— Start RECORDS TO USE —

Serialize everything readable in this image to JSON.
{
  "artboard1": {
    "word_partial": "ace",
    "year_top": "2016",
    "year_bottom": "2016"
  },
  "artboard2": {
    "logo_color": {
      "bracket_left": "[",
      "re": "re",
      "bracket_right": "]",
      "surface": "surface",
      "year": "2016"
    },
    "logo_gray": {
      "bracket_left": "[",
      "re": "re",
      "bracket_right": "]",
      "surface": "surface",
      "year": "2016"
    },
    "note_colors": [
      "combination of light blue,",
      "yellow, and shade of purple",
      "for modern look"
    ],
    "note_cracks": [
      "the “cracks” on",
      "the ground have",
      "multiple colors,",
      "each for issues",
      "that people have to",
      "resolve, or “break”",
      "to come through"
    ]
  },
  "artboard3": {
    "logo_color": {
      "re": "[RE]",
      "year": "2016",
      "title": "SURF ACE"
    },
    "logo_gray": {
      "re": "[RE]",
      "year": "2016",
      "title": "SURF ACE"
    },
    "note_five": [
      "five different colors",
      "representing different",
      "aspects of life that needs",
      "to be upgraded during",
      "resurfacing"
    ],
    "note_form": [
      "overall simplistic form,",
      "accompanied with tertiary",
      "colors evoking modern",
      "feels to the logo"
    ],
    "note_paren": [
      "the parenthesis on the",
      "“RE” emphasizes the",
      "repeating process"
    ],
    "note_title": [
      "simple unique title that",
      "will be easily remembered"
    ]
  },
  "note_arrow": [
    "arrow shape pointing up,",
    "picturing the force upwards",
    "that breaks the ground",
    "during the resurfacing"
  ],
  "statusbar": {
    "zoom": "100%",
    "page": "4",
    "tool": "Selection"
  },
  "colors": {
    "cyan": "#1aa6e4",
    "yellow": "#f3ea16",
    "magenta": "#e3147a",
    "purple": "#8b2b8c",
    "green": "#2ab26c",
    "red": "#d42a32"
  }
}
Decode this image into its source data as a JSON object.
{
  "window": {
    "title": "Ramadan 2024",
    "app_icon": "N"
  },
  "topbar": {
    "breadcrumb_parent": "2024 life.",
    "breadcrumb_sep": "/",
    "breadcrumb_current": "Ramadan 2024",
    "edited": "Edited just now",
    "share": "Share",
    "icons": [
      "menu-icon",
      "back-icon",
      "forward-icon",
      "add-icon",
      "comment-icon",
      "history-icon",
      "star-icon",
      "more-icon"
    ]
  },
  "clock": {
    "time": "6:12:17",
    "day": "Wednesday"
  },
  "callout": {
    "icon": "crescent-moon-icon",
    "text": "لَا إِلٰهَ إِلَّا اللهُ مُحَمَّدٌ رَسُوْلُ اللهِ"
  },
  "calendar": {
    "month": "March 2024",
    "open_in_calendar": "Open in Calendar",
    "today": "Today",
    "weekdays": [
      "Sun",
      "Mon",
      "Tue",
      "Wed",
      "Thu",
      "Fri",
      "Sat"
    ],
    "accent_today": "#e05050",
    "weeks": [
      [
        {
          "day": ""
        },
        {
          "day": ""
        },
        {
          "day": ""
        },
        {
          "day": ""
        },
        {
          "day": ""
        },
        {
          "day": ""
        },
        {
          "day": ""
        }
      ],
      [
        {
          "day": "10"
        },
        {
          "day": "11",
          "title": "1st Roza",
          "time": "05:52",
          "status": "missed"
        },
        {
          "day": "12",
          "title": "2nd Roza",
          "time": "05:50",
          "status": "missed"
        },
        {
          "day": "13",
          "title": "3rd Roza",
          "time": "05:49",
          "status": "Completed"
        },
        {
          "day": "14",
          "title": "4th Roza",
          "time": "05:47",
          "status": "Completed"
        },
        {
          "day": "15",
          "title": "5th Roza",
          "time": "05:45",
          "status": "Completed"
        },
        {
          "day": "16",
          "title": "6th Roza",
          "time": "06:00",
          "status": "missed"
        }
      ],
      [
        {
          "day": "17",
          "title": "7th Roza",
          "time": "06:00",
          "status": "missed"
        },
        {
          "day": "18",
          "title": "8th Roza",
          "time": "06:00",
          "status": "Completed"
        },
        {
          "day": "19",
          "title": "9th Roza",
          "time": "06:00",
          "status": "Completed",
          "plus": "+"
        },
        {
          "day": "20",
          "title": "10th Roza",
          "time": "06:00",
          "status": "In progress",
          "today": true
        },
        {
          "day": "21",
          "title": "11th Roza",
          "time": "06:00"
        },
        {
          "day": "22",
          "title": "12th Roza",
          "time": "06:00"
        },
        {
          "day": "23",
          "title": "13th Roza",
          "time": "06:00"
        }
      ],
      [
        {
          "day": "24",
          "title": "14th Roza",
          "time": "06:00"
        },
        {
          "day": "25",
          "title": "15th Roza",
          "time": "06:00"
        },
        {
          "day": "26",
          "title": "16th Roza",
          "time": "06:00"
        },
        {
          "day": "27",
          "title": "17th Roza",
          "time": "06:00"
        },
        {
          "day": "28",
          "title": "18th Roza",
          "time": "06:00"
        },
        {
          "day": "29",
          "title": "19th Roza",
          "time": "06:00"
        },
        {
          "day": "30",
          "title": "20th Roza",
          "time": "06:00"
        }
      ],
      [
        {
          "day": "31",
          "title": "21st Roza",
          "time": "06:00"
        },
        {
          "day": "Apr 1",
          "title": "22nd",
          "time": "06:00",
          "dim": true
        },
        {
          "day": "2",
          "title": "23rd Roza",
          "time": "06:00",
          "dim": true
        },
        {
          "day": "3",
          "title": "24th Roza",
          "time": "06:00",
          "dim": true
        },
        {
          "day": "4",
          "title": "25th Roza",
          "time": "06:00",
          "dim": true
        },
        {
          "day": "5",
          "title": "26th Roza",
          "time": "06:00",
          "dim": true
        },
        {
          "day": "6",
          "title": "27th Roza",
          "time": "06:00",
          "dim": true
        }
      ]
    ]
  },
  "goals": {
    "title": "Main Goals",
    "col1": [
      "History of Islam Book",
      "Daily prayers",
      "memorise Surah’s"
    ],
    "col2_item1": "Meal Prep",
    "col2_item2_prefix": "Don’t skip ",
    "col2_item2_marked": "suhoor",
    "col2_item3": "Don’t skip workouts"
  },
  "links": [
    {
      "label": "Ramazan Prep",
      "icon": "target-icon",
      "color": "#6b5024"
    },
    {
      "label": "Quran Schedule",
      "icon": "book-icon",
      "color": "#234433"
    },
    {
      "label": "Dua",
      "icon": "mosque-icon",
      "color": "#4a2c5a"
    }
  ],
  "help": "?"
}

— End RECORDS TO USE —

» **TASK REQUIREMENTS**: Write out all the entries exactly.

» **EXERCISE ANSWER**:
Serialize everything readable in this image to JSON.
{
  "artboard1": {
    "word_partial": "ace",
    "year_top": "2016",
    "year_bottom": "2016"
  },
  "artboard2": {
    "logo_color": {
      "bracket_left": "[",
      "re": "re",
      "bracket_right": "]",
      "surface": "surface",
      "year": "2016"
    },
    "logo_gray": {
      "bracket_left": "[",
      "re": "re",
      "bracket_right": "]",
      "surface": "surface",
      "year": "2016"
    },
    "note_colors": [
      "combination of light blue,",
      "yellow, and shade of purple",
      "for modern look"
    ],
    "note_cracks": [
      "the “cracks” on",
      "the ground have",
      "multiple colors,",
      "each for issues",
      "that people have to",
      "resolve, or “break”",
      "to come through"
    ]
  },
  "artboard3": {
    "logo_color": {
      "re": "[RE]",
      "year": "2016",
      "title": "SURF ACE"
    },
    "logo_gray": {
      "re": "[RE]",
      "year": "2016",
      "title": "SURF ACE"
    },
    "note_five": [
      "five different colors",
      "representing different",
      "aspects of life that needs",
      "to be upgraded during",
      "resurfacing"
    ],
    "note_form": [
      "overall simplistic form,",
      "accompanied with tertiary",
      "colors evoking modern",
      "feels to the logo"
    ],
    "note_paren": [
      "the parenthesis on the",
      "“RE” emphasizes the",
      "repeating process"
    ],
    "note_title": [
      "simple unique title that",
      "will be easily remembered"
    ]
  },
  "note_arrow": [
    "arrow shape pointing up,",
    "picturing the force upwards",
    "that breaks the ground",
    "during the resurfacing"
  ],
  "statusbar": {
    "zoom": "100%",
    "page": "4",
    "tool": "Selection"
  },
  "colors": {
    "cyan": "#1aa6e4",
    "yellow": "#f3ea16",
    "magenta": "#e3147a",
    "purple": "#8b2b8c",
    "green": "#2ab26c",
    "red": "#d42a32"
  }
}
Decode this image into its source data as a JSON object.
{
  "window": {
    "title": "Ramadan 2024",
    "app_icon": "N"
  },
  "topbar": {
    "breadcrumb_parent": "2024 life.",
    "breadcrumb_sep": "/",
    "breadcrumb_current": "Ramadan 2024",
    "edited": "Edited just now",
    "share": "Share",
    "icons": [
      "menu-icon",
      "back-icon",
      "forward-icon",
      "add-icon",
      "comment-icon",
      "history-icon",
      "star-icon",
      "more-icon"
    ]
  },
  "clock": {
    "time": "6:12:17",
    "day": "Wednesday"
  },
  "callout": {
    "icon": "crescent-moon-icon",
    "text": "لَا إِلٰهَ إِلَّا اللهُ مُحَمَّدٌ رَسُوْلُ اللهِ"
  },
  "calendar": {
    "month": "March 2024",
    "open_in_calendar": "Open in Calendar",
    "today": "Today",
    "weekdays": [
      "Sun",
      "Mon",
      "Tue",
      "Wed",
      "Thu",
      "Fri",
      "Sat"
    ],
    "accent_today": "#e05050",
    "weeks": [
      [
        {
          "day": ""
        },
        {
          "day": ""
        },
        {
          "day": ""
        },
        {
          "day": ""
        },
        {
          "day": ""
        },
        {
          "day": ""
        },
        {
          "day": ""
        }
      ],
      [
        {
          "day": "10"
        },
        {
          "day": "11",
          "title": "1st Roza",
          "time": "05:52",
          "status": "missed"
        },
        {
          "day": "12",
          "title": "2nd Roza",
          "time": "05:50",
          "status": "missed"
        },
        {
          "day": "13",
          "title": "3rd Roza",
          "time": "05:49",
          "status": "Completed"
        },
        {
          "day": "14",
          "title": "4th Roza",
          "time": "05:47",
          "status": "Completed"
        },
        {
          "day": "15",
          "title": "5th Roza",
          "time": "05:45",
          "status": "Completed"
        },
        {
          "day": "16",
          "title": "6th Roza",
          "time": "06:00",
          "status": "missed"
        }
      ],
      [
        {
          "day": "17",
          "title": "7th Roza",
          "time": "06:00",
          "status": "missed"
        },
        {
          "day": "18",
          "title": "8th Roza",
          "time": "06:00",
          "status": "Completed"
        },
        {
          "day": "19",
          "title": "9th Roza",
          "time": "06:00",
          "status": "Completed",
          "plus": "+"
        },
        {
          "day": "20",
          "title": "10th Roza",
          "time": "06:00",
          "status": "In progress",
          "today": true
        },
        {
          "day": "21",
          "title": "11th Roza",
          "time": "06:00"
        },
        {
          "day": "22",
          "title": "12th Roza",
          "time": "06:00"
        },
        {
          "day": "23",
          "title": "13th Roza",
          "time": "06:00"
        }
      ],
      [
        {
          "day": "24",
          "title": "14th Roza",
          "time": "06:00"
        },
        {
          "day": "25",
          "title": "15th Roza",
          "time": "06:00"
        },
        {
          "day": "26",
          "title": "16th Roza",
          "time": "06:00"
        },
        {
          "day": "27",
          "title": "17th Roza",
          "time": "06:00"
        },
        {
          "day": "28",
          "title": "18th Roza",
          "time": "06:00"
        },
        {
          "day": "29",
          "title": "19th Roza",
          "time": "06:00"
        },
        {
          "day": "30",
          "title": "20th Roza",
          "time": "06:00"
        }
      ],
      [
        {
          "day": "31",
          "title": "21st Roza",
          "time": "06:00"
        },
        {
          "day": "Apr 1",
          "title": "22nd",
          "time": "06:00",
          "dim": true
        },
        {
          "day": "2",
          "title": "23rd Roza",
          "time": "06:00",
          "dim": true
        },
        {
          "day": "3",
          "title": "24th Roza",
          "time": "06:00",
          "dim": true
        },
        {
          "day": "4",
          "title": "25th Roza",
          "time": "06:00",
          "dim": true
        },
        {
          "day": "5",
          "title": "26th Roza",
          "time": "06:00",
          "dim": true
        },
        {
          "day": "6",
          "title": "27th Roza",
          "time": "06:00",
          "dim": true
        }
      ]
    ]
  },
  "goals": {
    "title": "Main Goals",
    "col1": [
      "History of Islam Book",
      "Daily prayers",
      "memorise Surah’s"
    ],
    "col2_item1": "Meal Prep",
    "col2_item2_prefix": "Don’t skip ",
    "col2_item2_marked": "suhoor",
    "col2_item3": "Don’t skip workouts"
  },
  "links": [
    {
      "label": "Ramazan Prep",
      "icon": "target-icon",
      "color": "#6b5024"
    },
    {
      "label": "Quran Schedule",
      "icon": "book-icon",
      "color": "#234433"
    },
    {
      "label": "Dua",
      "icon": "mosque-icon",
      "color": "#4a2c5a"
    }
  ],
  "help": "?"
}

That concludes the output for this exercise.